§ **Exercise directions**:
Check each line of the data below for the word "name", then extract the ones that have it.

────

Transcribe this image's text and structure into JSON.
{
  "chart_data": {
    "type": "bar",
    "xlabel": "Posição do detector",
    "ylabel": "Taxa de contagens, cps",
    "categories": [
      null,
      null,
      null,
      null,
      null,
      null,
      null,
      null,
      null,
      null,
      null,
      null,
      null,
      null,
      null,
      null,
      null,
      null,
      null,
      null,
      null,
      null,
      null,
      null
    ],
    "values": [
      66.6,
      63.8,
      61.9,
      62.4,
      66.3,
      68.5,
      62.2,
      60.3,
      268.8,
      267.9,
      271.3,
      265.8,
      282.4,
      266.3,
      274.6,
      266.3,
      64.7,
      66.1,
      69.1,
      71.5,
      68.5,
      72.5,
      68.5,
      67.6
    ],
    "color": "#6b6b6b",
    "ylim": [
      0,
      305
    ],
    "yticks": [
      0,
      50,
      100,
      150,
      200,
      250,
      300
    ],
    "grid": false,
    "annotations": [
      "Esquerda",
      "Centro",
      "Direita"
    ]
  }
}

────

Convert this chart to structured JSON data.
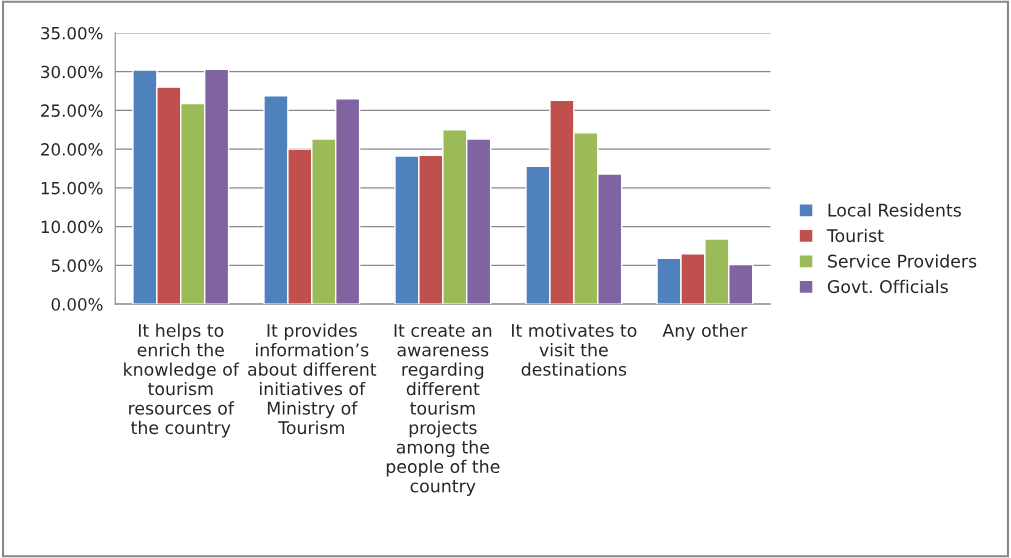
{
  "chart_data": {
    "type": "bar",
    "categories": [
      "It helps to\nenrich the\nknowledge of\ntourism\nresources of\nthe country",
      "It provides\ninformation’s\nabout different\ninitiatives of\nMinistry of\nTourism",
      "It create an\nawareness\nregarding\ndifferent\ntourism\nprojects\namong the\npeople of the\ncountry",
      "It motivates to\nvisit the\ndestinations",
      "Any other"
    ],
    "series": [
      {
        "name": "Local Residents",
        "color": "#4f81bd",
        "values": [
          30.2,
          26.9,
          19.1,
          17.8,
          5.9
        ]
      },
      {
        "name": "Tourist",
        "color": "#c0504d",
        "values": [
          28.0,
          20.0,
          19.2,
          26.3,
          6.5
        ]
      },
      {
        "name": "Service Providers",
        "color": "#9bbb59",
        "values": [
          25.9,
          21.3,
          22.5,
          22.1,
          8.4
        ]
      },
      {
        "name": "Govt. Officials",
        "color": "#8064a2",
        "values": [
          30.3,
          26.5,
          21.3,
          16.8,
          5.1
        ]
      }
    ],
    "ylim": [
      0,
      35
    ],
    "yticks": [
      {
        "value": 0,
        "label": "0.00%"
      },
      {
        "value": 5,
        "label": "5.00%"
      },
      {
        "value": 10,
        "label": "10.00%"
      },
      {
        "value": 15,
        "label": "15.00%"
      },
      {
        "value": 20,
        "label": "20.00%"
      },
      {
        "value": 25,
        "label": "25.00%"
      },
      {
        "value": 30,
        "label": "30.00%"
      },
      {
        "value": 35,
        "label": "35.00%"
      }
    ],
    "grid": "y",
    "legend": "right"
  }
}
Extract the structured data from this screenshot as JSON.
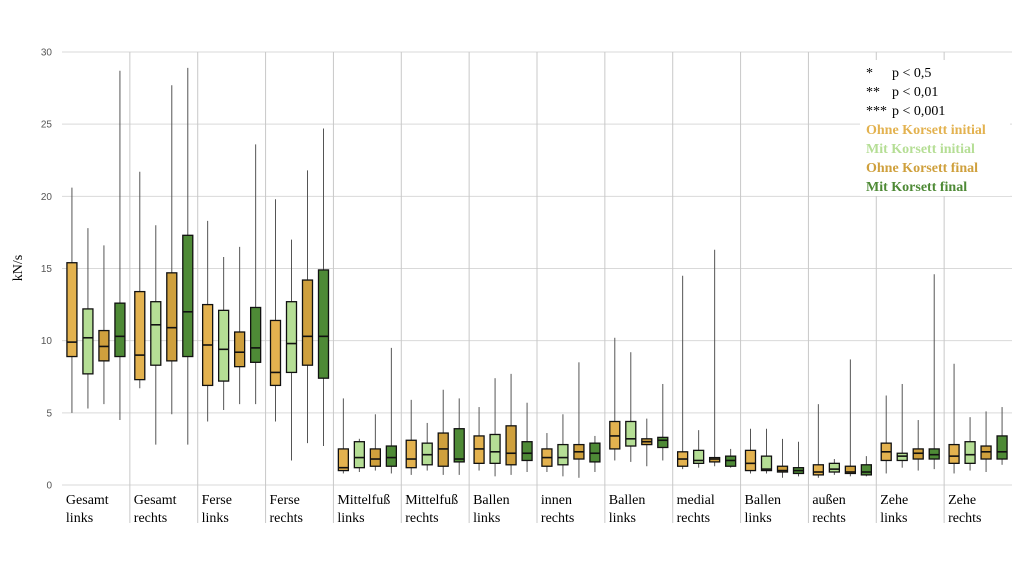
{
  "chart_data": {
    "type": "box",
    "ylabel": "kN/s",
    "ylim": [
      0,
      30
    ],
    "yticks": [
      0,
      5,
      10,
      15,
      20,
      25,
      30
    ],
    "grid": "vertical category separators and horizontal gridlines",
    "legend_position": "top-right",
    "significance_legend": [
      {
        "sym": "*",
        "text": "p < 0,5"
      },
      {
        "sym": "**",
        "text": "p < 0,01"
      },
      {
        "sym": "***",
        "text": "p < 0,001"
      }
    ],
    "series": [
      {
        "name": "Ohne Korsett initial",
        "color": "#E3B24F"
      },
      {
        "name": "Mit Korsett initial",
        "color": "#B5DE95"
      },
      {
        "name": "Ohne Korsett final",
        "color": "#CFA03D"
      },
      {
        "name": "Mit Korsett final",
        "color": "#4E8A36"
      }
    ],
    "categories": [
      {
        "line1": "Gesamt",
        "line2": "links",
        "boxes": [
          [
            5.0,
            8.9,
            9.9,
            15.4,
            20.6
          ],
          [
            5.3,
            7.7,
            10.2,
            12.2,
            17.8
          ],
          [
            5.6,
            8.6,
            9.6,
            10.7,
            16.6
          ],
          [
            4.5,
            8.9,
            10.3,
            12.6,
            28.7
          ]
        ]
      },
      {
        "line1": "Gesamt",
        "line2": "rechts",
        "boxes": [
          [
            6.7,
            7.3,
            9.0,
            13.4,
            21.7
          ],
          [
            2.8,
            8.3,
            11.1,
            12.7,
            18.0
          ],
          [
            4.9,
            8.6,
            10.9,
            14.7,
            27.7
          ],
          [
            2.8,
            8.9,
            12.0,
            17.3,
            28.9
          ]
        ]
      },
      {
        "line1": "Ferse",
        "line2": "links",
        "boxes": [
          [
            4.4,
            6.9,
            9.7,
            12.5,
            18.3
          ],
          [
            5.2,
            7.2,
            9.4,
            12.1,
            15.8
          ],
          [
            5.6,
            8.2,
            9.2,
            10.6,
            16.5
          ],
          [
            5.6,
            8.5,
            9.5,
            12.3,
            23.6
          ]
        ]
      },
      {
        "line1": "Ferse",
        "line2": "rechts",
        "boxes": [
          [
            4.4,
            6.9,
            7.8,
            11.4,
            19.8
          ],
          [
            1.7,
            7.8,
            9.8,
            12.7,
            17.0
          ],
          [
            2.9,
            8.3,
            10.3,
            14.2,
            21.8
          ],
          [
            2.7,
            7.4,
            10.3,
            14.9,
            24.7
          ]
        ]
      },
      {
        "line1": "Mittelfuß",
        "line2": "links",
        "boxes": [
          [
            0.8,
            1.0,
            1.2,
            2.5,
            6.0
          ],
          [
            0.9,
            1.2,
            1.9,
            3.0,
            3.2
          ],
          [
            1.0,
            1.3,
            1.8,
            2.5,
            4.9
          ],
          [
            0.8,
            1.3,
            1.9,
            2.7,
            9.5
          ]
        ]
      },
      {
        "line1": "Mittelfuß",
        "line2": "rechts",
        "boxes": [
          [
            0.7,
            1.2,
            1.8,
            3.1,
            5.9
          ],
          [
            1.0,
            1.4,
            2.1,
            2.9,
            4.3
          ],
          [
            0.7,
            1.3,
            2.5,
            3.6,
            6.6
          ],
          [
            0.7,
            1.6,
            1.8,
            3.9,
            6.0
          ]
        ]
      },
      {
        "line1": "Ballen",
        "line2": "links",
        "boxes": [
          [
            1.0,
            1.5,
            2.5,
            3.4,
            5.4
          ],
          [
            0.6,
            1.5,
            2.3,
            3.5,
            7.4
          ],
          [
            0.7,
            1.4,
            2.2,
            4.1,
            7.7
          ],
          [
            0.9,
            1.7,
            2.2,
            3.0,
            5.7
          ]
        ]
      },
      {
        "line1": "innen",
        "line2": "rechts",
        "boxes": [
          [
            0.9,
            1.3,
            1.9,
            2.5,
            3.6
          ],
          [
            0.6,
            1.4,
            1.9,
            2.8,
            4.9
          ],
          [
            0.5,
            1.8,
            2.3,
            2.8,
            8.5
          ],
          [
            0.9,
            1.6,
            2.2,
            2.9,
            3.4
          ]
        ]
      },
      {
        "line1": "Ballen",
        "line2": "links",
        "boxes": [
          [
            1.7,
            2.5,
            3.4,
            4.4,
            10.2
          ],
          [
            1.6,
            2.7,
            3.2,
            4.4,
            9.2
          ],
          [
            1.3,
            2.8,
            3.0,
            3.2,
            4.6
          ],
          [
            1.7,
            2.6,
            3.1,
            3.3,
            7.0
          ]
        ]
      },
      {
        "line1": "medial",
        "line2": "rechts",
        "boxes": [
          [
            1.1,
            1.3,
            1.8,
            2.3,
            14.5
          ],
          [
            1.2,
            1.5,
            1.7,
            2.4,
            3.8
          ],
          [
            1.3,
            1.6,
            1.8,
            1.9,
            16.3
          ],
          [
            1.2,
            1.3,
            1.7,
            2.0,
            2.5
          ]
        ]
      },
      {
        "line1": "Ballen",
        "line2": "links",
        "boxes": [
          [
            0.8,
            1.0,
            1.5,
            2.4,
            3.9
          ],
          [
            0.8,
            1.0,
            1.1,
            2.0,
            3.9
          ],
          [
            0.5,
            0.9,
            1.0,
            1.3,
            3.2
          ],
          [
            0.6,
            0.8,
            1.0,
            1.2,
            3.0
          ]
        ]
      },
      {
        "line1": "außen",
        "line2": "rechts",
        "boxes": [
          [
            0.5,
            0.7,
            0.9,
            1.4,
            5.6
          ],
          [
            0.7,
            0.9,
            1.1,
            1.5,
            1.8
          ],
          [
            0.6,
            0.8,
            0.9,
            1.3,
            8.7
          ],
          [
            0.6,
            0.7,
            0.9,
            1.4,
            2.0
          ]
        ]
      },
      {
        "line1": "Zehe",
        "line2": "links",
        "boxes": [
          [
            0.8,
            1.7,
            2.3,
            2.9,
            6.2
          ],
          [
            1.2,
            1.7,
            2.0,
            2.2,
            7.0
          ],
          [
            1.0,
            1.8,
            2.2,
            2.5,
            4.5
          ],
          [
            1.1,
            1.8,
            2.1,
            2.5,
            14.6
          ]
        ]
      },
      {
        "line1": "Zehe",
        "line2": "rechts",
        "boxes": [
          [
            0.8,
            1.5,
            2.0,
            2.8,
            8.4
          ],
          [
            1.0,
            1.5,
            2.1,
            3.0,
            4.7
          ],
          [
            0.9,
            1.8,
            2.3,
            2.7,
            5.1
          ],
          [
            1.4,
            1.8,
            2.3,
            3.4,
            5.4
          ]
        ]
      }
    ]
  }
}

────

§ **Correct result**:
        "name": "Local Residents",
        "name": "Tourist",
        "name": "Service Providers",
        "name": "Govt. Officials",
        "name": "Ohne Korsett initial",
        "name": "Mit Korsett initial",
        "name": "Ohne Korsett final",
        "name": "Mit Korsett final",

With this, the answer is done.